**DATA IN THIS EXERCISE:**
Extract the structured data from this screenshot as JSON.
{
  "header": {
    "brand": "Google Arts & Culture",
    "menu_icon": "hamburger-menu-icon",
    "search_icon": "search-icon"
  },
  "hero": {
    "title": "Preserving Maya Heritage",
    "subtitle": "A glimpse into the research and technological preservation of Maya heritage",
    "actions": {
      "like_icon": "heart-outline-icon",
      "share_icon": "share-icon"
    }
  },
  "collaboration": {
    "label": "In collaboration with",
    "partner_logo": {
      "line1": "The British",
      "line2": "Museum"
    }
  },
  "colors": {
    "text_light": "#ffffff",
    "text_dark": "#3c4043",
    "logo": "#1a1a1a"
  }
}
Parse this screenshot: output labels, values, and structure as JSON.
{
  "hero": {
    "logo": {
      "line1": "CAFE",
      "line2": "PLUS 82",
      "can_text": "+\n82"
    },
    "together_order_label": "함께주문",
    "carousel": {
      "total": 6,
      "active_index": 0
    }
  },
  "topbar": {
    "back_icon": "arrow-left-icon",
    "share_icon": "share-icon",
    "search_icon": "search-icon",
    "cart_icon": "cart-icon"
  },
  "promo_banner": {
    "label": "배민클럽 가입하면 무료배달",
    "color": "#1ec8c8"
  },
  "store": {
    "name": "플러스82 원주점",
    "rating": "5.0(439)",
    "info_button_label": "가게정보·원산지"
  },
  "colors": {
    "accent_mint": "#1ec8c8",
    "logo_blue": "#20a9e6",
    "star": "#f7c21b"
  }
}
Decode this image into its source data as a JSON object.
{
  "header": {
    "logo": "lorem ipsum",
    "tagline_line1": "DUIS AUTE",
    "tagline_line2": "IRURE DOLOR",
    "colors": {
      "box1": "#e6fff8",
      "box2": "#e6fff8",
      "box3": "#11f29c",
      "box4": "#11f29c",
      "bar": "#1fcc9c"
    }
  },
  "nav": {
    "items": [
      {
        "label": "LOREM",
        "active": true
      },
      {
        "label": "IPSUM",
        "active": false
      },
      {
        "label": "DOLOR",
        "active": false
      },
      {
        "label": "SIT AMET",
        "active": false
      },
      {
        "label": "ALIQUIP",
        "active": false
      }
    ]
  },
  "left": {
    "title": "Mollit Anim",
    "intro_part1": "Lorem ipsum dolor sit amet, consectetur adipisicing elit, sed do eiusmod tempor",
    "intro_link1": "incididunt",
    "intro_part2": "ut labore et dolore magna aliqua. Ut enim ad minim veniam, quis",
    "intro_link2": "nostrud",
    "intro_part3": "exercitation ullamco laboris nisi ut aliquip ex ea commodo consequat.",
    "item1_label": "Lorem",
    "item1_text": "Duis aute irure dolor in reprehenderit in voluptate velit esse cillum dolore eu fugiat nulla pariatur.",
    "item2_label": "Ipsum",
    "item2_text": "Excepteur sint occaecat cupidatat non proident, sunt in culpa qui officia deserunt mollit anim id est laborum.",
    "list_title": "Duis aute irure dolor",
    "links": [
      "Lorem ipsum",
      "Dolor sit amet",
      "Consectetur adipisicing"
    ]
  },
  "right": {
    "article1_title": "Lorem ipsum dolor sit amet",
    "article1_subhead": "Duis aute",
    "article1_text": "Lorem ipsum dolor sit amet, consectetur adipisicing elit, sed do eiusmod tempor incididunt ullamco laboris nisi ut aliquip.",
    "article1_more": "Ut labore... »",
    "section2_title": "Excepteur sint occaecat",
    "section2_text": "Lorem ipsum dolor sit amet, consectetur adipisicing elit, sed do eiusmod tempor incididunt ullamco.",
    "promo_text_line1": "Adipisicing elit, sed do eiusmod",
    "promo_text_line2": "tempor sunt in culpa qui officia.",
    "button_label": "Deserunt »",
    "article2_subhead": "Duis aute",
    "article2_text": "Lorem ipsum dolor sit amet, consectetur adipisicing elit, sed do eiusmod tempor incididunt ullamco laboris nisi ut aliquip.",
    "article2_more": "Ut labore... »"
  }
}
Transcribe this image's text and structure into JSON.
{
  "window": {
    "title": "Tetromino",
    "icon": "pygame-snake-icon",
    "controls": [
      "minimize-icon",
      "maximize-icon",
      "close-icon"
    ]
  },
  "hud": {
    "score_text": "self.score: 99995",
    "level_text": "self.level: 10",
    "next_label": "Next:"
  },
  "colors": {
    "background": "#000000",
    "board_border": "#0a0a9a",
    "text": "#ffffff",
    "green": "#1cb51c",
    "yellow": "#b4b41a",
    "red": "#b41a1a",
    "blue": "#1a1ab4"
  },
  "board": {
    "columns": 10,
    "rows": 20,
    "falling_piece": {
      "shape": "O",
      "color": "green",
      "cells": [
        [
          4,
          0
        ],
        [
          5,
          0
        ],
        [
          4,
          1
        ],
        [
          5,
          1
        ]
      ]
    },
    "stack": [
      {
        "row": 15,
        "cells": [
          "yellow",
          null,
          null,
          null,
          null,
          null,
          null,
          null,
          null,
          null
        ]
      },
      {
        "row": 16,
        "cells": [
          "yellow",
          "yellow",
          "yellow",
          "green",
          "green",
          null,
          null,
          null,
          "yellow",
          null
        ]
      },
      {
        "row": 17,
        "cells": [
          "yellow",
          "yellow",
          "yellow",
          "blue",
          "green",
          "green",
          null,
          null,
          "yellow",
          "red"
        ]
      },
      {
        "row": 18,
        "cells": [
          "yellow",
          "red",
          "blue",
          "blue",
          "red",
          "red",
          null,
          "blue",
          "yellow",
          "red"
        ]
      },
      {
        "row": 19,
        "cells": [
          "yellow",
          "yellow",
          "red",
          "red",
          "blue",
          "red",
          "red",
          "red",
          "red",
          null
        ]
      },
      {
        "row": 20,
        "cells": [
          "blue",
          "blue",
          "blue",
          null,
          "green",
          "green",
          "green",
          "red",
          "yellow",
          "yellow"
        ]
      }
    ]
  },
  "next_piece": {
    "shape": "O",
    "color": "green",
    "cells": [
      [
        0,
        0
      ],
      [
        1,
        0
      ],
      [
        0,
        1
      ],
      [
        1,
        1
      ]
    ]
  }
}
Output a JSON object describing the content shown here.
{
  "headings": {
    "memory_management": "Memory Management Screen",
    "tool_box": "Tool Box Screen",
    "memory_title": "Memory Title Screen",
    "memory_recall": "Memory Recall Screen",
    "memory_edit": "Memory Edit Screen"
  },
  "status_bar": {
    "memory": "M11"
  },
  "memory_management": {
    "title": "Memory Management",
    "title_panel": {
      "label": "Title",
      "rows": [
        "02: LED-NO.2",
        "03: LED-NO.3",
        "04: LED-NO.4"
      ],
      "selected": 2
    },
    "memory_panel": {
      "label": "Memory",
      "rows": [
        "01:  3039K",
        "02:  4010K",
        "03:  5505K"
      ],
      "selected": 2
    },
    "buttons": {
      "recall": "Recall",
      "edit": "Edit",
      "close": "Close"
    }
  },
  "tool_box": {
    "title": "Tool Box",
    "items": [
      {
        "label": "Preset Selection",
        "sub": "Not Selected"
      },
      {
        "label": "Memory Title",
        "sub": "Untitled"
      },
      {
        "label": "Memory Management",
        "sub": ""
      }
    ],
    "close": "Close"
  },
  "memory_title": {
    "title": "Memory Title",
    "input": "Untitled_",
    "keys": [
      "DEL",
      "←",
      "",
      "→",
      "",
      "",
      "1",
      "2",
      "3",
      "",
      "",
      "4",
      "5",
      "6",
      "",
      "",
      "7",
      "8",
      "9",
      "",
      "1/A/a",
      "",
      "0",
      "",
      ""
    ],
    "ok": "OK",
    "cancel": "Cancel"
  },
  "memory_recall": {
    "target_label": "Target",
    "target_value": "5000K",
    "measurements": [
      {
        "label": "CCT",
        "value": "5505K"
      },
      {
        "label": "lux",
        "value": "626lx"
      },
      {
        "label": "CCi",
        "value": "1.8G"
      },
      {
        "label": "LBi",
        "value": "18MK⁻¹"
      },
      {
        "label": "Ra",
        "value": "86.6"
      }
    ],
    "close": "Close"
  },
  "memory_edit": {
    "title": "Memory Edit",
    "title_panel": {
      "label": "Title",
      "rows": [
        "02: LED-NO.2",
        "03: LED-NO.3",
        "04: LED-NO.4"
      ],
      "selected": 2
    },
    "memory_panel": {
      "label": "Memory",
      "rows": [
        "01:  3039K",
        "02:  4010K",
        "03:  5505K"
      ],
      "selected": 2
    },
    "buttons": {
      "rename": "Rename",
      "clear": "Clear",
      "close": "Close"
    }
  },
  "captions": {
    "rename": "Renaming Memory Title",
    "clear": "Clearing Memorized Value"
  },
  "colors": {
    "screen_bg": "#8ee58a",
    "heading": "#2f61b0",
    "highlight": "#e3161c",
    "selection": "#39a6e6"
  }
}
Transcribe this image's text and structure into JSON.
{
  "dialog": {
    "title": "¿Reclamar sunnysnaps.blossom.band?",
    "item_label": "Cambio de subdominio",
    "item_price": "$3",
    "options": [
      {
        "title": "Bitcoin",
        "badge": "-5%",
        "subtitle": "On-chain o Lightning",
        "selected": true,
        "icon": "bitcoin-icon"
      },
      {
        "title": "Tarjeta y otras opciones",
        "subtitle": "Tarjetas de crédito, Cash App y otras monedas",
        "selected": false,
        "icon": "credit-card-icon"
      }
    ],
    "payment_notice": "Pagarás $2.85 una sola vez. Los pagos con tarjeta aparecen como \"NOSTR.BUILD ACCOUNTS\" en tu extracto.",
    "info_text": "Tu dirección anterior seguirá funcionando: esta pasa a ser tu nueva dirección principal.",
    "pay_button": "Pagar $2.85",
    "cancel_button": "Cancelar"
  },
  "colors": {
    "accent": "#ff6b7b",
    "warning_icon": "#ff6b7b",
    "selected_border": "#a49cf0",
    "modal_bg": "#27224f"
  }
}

**SET TASK:**
Working from the listing above, pick out every line that has "incididunt" and copy it.

**RESPONSE TO THIS TASK:**
    "intro_link1": "incididunt",
    "article1_text": "Lorem ipsum dolor sit amet, consectetur adipisicing elit, sed do eiusmod tempor incididunt ullamco laboris nisi ut aliquip.",
    "section2_text": "Lorem ipsum dolor sit amet, consectetur adipisicing elit, sed do eiusmod tempor incididunt ullamco.",
    "article2_text": "Lorem ipsum dolor sit amet, consectetur adipisicing elit, sed do eiusmod tempor incididunt ullamco laboris nisi ut aliquip.",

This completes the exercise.